*** INPUT FOR THIS TASK ***

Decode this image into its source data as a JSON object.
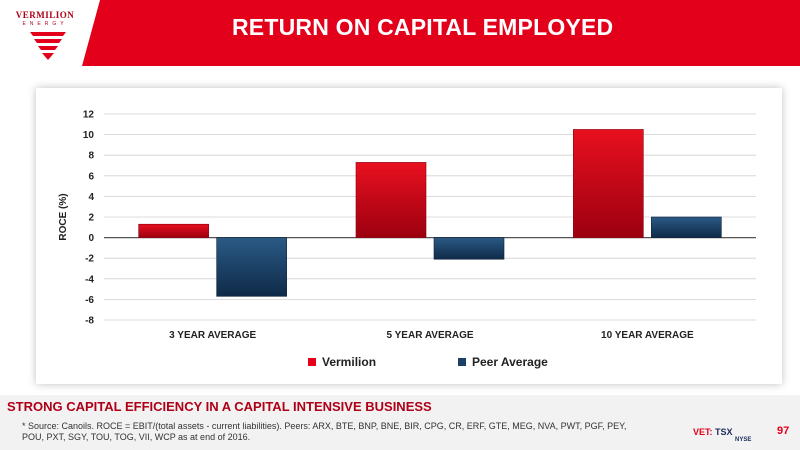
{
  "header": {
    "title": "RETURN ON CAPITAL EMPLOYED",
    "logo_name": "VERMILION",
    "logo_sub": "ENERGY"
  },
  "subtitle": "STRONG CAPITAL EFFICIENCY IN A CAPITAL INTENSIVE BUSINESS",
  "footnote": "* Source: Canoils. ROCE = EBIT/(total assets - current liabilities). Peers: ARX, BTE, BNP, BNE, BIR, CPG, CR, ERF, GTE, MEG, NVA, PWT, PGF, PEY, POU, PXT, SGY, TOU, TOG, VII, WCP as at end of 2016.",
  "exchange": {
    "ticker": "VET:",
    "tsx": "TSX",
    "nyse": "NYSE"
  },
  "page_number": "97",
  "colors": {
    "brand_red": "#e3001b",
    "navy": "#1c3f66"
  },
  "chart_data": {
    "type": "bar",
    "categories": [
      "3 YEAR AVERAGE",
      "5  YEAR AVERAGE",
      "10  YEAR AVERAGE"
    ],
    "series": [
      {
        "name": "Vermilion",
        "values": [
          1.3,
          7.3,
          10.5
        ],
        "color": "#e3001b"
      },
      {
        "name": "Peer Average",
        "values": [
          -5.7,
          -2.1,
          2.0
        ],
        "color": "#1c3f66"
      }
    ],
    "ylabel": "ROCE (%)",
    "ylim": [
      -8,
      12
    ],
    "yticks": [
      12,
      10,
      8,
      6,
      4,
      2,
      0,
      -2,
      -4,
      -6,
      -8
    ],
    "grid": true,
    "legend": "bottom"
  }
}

***

> [SHORT EXERCISE]:
Find every line above that contains the word "YEAR", and return each one.

> [WRITTEN REPLY]:
      "3 YEAR AVERAGE",
      "5  YEAR AVERAGE",
      "10  YEAR AVERAGE"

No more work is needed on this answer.